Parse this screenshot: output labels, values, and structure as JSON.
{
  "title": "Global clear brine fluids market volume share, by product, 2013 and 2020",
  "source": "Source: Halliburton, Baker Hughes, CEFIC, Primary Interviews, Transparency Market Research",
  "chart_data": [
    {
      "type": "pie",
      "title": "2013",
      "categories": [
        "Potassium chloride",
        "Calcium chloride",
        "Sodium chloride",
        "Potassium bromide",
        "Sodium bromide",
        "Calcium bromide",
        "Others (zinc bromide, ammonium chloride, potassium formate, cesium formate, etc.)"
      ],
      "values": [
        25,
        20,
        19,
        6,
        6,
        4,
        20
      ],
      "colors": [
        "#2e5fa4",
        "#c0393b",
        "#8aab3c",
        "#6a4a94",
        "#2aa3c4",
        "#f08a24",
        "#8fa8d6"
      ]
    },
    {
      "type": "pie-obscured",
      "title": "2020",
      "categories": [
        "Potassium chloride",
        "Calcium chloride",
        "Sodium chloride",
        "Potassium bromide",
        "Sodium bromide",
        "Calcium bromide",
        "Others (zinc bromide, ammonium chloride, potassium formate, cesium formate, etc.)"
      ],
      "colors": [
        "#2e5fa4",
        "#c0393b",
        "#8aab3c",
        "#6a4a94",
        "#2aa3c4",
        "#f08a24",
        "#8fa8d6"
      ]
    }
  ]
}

□ □ □

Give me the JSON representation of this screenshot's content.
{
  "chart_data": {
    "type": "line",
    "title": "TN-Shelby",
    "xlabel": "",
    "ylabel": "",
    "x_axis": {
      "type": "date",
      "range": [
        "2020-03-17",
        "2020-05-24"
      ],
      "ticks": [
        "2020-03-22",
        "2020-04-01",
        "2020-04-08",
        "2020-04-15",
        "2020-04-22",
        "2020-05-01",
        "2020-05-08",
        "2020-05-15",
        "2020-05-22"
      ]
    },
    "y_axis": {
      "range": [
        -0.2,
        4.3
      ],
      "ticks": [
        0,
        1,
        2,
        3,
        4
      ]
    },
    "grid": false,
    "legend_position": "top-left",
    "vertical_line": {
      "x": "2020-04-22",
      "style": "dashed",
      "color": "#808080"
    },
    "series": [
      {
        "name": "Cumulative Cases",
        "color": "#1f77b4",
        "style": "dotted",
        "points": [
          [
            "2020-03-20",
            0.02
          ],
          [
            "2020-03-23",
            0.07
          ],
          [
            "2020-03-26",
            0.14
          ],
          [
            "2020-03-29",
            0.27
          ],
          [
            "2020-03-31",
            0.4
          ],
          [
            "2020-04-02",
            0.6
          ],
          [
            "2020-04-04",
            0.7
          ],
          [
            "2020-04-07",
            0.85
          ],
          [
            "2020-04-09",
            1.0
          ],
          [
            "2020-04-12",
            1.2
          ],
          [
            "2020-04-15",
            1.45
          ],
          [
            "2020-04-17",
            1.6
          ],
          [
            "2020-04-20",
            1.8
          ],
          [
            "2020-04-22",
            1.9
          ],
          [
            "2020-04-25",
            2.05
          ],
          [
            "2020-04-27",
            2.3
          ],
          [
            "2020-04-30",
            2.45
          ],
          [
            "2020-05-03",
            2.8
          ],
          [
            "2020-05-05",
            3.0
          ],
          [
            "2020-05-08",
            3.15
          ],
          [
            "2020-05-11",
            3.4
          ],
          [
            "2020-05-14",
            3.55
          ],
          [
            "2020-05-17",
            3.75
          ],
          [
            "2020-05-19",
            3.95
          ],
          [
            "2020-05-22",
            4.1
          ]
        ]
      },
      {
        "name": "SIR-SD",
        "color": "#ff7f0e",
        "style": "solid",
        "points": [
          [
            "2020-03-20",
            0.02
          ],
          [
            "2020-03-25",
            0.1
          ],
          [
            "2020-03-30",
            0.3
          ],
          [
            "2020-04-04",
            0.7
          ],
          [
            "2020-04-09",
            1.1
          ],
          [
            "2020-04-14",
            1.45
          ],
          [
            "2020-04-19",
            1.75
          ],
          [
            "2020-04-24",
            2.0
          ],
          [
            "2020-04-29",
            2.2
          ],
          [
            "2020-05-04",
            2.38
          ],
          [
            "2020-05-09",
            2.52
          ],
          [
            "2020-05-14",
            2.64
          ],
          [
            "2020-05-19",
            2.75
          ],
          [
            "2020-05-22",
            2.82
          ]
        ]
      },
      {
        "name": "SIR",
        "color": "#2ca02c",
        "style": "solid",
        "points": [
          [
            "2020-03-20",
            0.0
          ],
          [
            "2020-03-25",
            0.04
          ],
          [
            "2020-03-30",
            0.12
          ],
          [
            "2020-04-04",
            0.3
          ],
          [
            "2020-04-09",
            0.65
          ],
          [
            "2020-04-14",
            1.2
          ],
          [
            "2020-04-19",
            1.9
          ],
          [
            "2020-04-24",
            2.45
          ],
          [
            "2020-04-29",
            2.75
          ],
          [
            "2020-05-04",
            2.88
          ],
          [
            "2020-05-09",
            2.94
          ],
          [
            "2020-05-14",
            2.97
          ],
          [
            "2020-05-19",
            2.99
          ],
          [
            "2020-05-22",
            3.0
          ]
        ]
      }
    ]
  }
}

□ □ □

#### [Problem description]
Isolate the lines above that contain the word "JSON" and copy them.

#### [Final answer]
Parse this screenshot: output labels, values, and structure as JSON.
Give me the JSON representation of this screenshot's content.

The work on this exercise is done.